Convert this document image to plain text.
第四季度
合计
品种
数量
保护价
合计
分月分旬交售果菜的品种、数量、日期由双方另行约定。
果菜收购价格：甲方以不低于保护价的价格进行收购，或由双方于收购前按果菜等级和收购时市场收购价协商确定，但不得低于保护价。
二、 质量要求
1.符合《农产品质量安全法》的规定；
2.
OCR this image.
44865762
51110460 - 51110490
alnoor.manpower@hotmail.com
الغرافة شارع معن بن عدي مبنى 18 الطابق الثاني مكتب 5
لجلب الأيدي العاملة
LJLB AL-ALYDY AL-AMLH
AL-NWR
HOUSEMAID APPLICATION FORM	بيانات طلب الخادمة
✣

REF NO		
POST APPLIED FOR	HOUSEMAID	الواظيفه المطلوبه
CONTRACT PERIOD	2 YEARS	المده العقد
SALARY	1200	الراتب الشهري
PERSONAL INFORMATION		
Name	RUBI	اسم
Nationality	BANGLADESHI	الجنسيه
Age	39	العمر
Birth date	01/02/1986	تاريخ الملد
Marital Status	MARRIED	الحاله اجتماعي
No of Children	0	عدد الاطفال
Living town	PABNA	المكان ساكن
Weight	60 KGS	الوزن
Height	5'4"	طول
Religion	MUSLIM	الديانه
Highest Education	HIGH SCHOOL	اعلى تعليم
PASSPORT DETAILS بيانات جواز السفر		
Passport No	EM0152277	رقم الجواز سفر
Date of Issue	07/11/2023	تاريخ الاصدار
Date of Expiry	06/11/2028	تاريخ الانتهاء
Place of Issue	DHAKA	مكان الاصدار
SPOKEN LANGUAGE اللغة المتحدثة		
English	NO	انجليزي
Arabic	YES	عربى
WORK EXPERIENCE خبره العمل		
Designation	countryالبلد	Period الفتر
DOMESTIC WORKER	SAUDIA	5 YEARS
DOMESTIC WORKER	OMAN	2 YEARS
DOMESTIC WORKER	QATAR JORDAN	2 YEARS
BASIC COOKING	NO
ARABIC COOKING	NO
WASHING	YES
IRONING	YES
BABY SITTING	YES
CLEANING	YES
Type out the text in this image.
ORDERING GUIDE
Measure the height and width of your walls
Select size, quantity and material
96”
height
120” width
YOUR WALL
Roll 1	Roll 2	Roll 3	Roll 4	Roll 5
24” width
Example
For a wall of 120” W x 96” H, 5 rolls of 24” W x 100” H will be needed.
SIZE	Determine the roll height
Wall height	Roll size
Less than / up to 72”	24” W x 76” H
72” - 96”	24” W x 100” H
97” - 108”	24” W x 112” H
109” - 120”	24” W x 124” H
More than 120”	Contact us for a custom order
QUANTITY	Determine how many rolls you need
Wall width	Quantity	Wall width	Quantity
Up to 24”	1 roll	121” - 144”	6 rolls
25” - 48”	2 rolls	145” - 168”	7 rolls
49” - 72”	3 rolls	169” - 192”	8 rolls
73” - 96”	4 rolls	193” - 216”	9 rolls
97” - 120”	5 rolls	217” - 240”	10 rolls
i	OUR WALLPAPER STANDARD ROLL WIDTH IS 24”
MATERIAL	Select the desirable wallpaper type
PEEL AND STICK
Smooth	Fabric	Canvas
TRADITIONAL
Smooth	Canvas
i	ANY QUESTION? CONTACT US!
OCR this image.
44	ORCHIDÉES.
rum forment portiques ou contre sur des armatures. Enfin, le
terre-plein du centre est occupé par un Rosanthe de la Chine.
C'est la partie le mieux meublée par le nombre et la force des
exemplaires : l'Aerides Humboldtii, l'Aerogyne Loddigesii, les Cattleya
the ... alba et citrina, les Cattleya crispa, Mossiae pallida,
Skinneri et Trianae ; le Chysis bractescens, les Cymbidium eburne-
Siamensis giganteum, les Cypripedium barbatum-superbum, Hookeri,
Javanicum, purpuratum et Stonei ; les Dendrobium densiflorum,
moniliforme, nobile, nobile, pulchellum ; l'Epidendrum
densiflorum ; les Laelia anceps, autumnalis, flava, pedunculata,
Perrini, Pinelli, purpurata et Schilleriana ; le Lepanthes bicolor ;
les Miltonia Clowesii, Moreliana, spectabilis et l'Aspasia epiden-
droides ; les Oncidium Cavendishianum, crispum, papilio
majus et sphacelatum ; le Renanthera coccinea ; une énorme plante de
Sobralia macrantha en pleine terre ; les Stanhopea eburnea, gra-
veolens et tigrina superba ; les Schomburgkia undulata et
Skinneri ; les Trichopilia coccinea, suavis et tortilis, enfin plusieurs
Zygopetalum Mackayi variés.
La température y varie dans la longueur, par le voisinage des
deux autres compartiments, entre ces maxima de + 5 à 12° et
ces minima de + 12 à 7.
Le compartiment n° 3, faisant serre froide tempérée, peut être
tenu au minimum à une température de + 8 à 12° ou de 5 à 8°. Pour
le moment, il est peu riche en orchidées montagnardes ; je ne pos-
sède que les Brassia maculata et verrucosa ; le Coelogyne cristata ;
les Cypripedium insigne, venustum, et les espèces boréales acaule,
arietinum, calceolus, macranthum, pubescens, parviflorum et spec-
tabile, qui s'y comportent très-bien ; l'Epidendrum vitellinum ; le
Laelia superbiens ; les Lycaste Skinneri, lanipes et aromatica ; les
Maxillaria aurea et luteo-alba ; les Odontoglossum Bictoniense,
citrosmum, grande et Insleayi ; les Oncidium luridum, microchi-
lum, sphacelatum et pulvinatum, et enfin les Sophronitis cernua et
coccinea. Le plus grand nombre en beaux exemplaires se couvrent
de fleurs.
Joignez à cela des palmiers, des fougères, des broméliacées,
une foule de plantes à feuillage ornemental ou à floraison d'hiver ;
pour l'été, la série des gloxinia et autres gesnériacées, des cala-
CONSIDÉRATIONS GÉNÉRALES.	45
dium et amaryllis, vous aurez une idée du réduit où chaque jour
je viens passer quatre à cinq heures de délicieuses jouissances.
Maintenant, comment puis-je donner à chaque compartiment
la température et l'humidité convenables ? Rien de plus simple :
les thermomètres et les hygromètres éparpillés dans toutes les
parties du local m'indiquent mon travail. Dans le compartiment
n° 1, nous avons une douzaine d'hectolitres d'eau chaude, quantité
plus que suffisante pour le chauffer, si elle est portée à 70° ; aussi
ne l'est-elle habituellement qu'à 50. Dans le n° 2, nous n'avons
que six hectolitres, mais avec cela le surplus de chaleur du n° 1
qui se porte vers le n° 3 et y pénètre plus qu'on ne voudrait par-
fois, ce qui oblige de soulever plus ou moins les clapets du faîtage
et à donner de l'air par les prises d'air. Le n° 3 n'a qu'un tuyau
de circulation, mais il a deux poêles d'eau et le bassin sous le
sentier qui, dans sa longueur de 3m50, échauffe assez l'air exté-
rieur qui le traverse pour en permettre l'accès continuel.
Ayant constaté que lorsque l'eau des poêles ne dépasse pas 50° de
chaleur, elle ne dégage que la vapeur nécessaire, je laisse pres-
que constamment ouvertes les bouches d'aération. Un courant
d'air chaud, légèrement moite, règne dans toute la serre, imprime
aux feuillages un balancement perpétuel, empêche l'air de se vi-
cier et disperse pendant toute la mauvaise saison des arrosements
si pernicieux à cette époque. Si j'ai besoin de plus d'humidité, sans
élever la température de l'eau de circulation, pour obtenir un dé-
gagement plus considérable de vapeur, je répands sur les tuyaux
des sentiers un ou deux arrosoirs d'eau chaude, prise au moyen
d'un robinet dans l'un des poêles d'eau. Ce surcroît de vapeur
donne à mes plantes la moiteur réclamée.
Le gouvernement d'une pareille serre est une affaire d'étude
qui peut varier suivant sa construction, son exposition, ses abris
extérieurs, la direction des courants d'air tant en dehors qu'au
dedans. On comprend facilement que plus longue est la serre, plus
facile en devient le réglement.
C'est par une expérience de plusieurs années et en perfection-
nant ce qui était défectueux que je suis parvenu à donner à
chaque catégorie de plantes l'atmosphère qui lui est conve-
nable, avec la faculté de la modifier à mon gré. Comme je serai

▸ **What to do**:
Find the word "elle" in the data and show each line that holds it.

▸ **Exercise result**:
plus que suffisante pour le chauffer, si elle est portée à 70° ; aussi
ne l'est-elle habituellement qu'à 50. Dans le n° 2, nous n'avons
chaleur, elle ne dégage que la vapeur nécessaire, je laisse pres-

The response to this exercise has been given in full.